== SHORT PROBLEM ==
What follows is a listing to be transcribed exactly.

──────────────────────────────

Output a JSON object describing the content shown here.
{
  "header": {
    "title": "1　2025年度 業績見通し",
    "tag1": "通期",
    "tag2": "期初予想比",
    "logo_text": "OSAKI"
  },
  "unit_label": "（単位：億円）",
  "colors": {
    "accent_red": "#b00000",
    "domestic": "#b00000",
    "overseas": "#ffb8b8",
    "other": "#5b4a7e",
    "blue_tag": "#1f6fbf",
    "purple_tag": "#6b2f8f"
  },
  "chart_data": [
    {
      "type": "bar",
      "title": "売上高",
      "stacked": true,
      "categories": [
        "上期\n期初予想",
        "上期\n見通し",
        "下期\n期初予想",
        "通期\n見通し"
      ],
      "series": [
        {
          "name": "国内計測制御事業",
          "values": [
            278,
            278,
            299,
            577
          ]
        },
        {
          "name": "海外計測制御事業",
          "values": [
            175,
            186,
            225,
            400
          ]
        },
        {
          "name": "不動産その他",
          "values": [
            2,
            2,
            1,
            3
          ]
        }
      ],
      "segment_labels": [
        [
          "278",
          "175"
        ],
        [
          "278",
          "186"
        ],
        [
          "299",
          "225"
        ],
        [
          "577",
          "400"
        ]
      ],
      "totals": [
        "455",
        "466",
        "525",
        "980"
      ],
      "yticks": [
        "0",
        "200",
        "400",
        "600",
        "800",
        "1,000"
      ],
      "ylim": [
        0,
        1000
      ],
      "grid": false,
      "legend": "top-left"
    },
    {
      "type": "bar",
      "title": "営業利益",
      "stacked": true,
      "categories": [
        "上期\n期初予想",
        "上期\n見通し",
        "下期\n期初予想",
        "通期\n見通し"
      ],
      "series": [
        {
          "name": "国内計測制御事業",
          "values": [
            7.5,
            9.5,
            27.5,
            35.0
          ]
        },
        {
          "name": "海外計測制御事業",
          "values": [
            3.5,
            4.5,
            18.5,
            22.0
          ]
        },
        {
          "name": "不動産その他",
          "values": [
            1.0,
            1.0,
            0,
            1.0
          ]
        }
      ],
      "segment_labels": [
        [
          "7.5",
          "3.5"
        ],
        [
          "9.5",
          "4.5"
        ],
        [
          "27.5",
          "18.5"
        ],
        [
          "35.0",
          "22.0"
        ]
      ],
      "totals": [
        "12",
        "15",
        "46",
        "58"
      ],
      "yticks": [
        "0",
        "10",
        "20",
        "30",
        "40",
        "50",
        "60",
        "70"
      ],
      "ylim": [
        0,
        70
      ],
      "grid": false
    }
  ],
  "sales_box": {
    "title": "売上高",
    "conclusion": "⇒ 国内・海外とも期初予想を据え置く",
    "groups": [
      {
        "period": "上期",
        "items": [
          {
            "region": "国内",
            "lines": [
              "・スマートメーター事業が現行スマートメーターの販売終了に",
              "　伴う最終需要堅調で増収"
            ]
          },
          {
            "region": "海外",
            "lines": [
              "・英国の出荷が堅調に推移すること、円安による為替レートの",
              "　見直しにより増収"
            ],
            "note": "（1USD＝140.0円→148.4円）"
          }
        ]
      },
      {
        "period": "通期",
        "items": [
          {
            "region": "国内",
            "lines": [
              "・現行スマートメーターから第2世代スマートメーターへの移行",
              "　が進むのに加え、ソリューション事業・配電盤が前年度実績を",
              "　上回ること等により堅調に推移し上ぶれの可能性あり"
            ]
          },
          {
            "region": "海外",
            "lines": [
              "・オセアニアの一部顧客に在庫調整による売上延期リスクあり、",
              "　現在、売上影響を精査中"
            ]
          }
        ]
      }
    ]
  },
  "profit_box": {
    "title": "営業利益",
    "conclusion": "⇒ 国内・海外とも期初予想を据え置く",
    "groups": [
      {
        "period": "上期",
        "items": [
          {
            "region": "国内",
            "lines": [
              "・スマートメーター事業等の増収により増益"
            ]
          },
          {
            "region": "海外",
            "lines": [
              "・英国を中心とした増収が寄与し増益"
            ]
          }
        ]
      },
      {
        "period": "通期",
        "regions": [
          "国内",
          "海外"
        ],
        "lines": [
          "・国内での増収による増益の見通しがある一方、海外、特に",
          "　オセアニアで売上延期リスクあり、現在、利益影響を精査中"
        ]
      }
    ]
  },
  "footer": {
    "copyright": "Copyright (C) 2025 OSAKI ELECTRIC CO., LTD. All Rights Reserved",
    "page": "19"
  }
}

──────────────────────────────

== WORKED SOLUTION ==
Output a JSON object describing the content shown here.
{
  "header": {
    "title": "1　2025年度 業績見通し",
    "tag1": "通期",
    "tag2": "期初予想比",
    "logo_text": "OSAKI"
  },
  "unit_label": "（単位：億円）",
  "colors": {
    "accent_red": "#b00000",
    "domestic": "#b00000",
    "overseas": "#ffb8b8",
    "other": "#5b4a7e",
    "blue_tag": "#1f6fbf",
    "purple_tag": "#6b2f8f"
  },
  "chart_data": [
    {
      "type": "bar",
      "title": "売上高",
      "stacked": true,
      "categories": [
        "上期\n期初予想",
        "上期\n見通し",
        "下期\n期初予想",
        "通期\n見通し"
      ],
      "series": [
        {
          "name": "国内計測制御事業",
          "values": [
            278,
            278,
            299,
            577
          ]
        },
        {
          "name": "海外計測制御事業",
          "values": [
            175,
            186,
            225,
            400
          ]
        },
        {
          "name": "不動産その他",
          "values": [
            2,
            2,
            1,
            3
          ]
        }
      ],
      "segment_labels": [
        [
          "278",
          "175"
        ],
        [
          "278",
          "186"
        ],
        [
          "299",
          "225"
        ],
        [
          "577",
          "400"
        ]
      ],
      "totals": [
        "455",
        "466",
        "525",
        "980"
      ],
      "yticks": [
        "0",
        "200",
        "400",
        "600",
        "800",
        "1,000"
      ],
      "ylim": [
        0,
        1000
      ],
      "grid": false,
      "legend": "top-left"
    },
    {
      "type": "bar",
      "title": "営業利益",
      "stacked": true,
      "categories": [
        "上期\n期初予想",
        "上期\n見通し",
        "下期\n期初予想",
        "通期\n見通し"
      ],
      "series": [
        {
          "name": "国内計測制御事業",
          "values": [
            7.5,
            9.5,
            27.5,
            35.0
          ]
        },
        {
          "name": "海外計測制御事業",
          "values": [
            3.5,
            4.5,
            18.5,
            22.0
          ]
        },
        {
          "name": "不動産その他",
          "values": [
            1.0,
            1.0,
            0,
            1.0
          ]
        }
      ],
      "segment_labels": [
        [
          "7.5",
          "3.5"
        ],
        [
          "9.5",
          "4.5"
        ],
        [
          "27.5",
          "18.5"
        ],
        [
          "35.0",
          "22.0"
        ]
      ],
      "totals": [
        "12",
        "15",
        "46",
        "58"
      ],
      "yticks": [
        "0",
        "10",
        "20",
        "30",
        "40",
        "50",
        "60",
        "70"
      ],
      "ylim": [
        0,
        70
      ],
      "grid": false
    }
  ],
  "sales_box": {
    "title": "売上高",
    "conclusion": "⇒ 国内・海外とも期初予想を据え置く",
    "groups": [
      {
        "period": "上期",
        "items": [
          {
            "region": "国内",
            "lines": [
              "・スマートメーター事業が現行スマートメーターの販売終了に",
              "　伴う最終需要堅調で増収"
            ]
          },
          {
            "region": "海外",
            "lines": [
              "・英国の出荷が堅調に推移すること、円安による為替レートの",
              "　見直しにより増収"
            ],
            "note": "（1USD＝140.0円→148.4円）"
          }
        ]
      },
      {
        "period": "通期",
        "items": [
          {
            "region": "国内",
            "lines": [
              "・現行スマートメーターから第2世代スマートメーターへの移行",
              "　が進むのに加え、ソリューション事業・配電盤が前年度実績を",
              "　上回ること等により堅調に推移し上ぶれの可能性あり"
            ]
          },
          {
            "region": "海外",
            "lines": [
              "・オセアニアの一部顧客に在庫調整による売上延期リスクあり、",
              "　現在、売上影響を精査中"
            ]
          }
        ]
      }
    ]
  },
  "profit_box": {
    "title": "営業利益",
    "conclusion": "⇒ 国内・海外とも期初予想を据え置く",
    "groups": [
      {
        "period": "上期",
        "items": [
          {
            "region": "国内",
            "lines": [
              "・スマートメーター事業等の増収により増益"
            ]
          },
          {
            "region": "海外",
            "lines": [
              "・英国を中心とした増収が寄与し増益"
            ]
          }
        ]
      },
      {
        "period": "通期",
        "regions": [
          "国内",
          "海外"
        ],
        "lines": [
          "・国内での増収による増益の見通しがある一方、海外、特に",
          "　オセアニアで売上延期リスクあり、現在、利益影響を精査中"
        ]
      }
    ]
  },
  "footer": {
    "copyright": "Copyright (C) 2025 OSAKI ELECTRIC CO., LTD. All Rights Reserved",
    "page": "19"
  }
}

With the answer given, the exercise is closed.